▶ PROBLEM TO WORK ON: Can you return each line of the listing below word for word, leaving out the pictures?

▶ THE RECORDS:
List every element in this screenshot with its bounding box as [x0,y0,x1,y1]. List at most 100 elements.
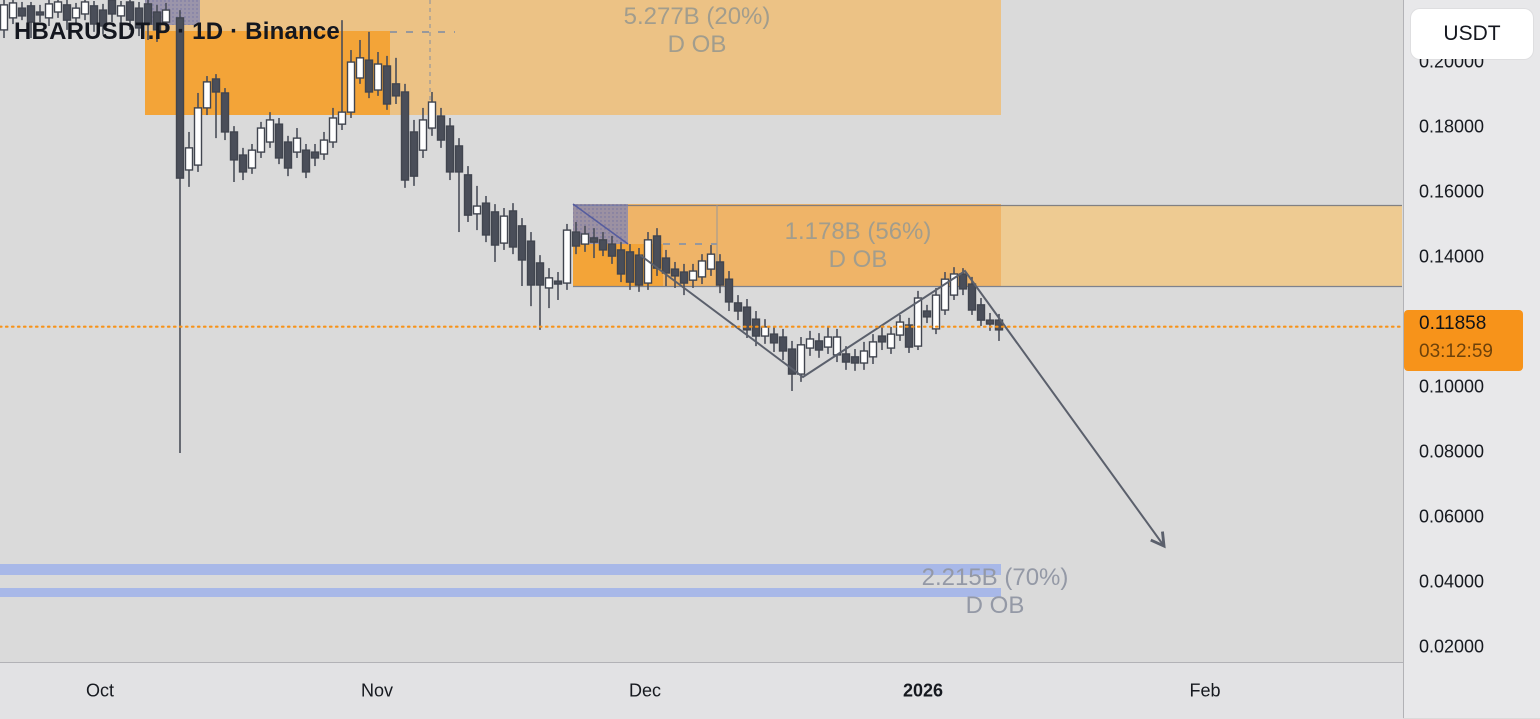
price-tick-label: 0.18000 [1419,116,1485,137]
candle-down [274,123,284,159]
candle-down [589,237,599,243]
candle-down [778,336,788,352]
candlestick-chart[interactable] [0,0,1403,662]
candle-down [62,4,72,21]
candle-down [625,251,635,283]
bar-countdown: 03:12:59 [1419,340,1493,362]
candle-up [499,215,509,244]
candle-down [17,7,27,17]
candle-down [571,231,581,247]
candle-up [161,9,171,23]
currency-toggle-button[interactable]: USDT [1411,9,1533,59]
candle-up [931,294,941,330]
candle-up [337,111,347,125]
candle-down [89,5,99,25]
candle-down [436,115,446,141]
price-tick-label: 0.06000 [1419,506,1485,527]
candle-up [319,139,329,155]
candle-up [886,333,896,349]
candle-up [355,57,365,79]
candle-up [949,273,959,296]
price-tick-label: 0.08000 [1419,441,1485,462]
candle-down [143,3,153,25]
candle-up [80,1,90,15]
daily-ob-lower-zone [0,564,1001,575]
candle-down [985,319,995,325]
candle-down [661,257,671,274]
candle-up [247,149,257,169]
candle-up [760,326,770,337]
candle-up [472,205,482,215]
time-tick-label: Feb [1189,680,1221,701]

▶ WRITTEN SOLUTION:
List every element in this screenshot with its bounding box as [x0,y0,x1,y1]. List at most 100 elements.
price-tick-label: 0.18000 [1419,116,1485,137]
candle-down [274,123,284,159]
candle-down [589,237,599,243]
candle-down [778,336,788,352]
candlestick-chart[interactable] [0,0,1403,662]
candle-down [62,4,72,21]
candle-down [625,251,635,283]
bar-countdown: 03:12:59 [1419,340,1493,362]
candle-up [499,215,509,244]
candle-down [17,7,27,17]
candle-down [571,231,581,247]
candle-up [161,9,171,23]
currency-toggle-button[interactable]: USDT [1411,9,1533,59]
candle-up [931,294,941,330]
candle-up [337,111,347,125]
candle-down [89,5,99,25]
candle-down [436,115,446,141]
price-tick-label: 0.06000 [1419,506,1485,527]
candle-up [319,139,329,155]
candle-up [886,333,896,349]
candle-up [355,57,365,79]
candle-up [949,273,959,296]
price-tick-label: 0.08000 [1419,441,1485,462]
candle-down [143,3,153,25]
candle-up [80,1,90,15]
daily-ob-lower-zone [0,564,1001,575]
candle-down [985,319,995,325]
candle-down [661,257,671,274]
candle-up [247,149,257,169]
candle-up [760,326,770,337]
candle-up [472,205,482,215]
time-tick-label: Feb [1189,680,1221,701]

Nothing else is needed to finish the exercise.